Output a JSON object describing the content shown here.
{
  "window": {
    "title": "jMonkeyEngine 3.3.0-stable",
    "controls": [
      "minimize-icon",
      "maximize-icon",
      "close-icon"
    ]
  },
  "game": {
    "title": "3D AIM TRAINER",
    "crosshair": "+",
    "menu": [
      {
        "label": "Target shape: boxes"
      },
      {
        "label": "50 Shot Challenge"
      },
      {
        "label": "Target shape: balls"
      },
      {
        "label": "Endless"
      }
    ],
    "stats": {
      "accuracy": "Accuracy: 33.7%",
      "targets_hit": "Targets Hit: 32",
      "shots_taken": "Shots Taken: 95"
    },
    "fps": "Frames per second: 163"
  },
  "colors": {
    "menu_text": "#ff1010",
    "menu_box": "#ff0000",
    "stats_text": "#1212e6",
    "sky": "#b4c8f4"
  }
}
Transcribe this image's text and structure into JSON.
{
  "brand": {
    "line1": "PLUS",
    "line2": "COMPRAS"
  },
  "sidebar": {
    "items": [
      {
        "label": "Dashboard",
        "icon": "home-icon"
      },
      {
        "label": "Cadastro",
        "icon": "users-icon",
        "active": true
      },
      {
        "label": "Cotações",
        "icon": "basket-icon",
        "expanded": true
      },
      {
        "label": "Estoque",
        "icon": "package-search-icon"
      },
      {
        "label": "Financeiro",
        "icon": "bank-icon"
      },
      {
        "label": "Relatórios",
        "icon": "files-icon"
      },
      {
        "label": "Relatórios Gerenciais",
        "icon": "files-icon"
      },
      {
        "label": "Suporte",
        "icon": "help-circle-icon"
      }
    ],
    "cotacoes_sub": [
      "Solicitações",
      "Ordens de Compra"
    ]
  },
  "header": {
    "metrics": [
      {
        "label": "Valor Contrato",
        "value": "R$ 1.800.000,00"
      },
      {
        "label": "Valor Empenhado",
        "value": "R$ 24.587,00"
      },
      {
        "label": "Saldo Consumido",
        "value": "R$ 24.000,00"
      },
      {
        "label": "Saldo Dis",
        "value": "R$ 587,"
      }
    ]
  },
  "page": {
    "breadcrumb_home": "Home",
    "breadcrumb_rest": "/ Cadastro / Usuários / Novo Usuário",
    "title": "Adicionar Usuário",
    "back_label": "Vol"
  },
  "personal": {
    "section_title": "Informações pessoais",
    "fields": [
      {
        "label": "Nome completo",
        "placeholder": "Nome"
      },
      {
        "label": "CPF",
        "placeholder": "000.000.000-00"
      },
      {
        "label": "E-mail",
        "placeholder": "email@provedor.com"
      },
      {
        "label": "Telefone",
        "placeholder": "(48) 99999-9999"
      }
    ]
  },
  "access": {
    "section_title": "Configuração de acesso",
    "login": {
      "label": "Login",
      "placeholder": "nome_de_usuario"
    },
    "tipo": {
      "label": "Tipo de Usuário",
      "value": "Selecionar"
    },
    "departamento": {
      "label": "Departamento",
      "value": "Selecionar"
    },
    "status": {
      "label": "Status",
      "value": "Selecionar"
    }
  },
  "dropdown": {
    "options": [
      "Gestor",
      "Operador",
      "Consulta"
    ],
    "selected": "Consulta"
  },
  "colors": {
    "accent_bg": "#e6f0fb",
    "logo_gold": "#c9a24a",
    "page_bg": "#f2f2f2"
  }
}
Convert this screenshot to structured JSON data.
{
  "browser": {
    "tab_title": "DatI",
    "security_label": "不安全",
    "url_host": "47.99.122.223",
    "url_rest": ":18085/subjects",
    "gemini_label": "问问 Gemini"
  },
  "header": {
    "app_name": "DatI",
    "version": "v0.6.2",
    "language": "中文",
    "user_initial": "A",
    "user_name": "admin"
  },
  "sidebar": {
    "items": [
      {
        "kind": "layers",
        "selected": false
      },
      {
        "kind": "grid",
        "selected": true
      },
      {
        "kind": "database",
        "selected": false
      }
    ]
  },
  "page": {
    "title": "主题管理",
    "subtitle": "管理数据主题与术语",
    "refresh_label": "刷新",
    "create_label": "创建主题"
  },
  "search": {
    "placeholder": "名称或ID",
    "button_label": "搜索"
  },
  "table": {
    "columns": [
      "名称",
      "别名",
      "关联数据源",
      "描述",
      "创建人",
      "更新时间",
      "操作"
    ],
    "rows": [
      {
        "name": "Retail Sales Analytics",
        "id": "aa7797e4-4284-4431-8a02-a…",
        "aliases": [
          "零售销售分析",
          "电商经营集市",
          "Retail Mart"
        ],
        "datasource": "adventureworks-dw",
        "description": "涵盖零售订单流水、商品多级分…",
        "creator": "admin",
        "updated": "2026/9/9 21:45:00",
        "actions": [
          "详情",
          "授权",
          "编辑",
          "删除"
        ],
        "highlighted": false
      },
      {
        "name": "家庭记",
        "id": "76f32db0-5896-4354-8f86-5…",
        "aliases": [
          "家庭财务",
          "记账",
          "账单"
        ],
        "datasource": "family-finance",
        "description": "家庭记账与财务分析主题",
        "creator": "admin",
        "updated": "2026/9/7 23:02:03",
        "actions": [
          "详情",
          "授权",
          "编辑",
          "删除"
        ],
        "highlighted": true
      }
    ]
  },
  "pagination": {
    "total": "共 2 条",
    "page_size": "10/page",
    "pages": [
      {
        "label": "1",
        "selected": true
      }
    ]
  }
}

WHAT IS EXPECTED - Note how many lines in the listing above hold the string "JSON", then give only that figure.

TASK ANSWER - 3